### STATED GOAL
Extract all lines containing "ethmoidal".

(Extracted records)

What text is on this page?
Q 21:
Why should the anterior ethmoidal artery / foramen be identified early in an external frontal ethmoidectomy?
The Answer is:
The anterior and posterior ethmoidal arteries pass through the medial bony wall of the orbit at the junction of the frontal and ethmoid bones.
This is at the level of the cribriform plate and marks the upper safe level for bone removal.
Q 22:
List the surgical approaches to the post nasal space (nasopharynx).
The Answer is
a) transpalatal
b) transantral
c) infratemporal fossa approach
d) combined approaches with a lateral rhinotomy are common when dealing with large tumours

### REPLY TO THE TASK
Why should the anterior ethmoidal artery / foramen be identified early in an external frontal ethmoidectomy?
The anterior and posterior ethmoidal arteries pass through the medial bony wall of the orbit at the junction of the frontal and ethmoid bones.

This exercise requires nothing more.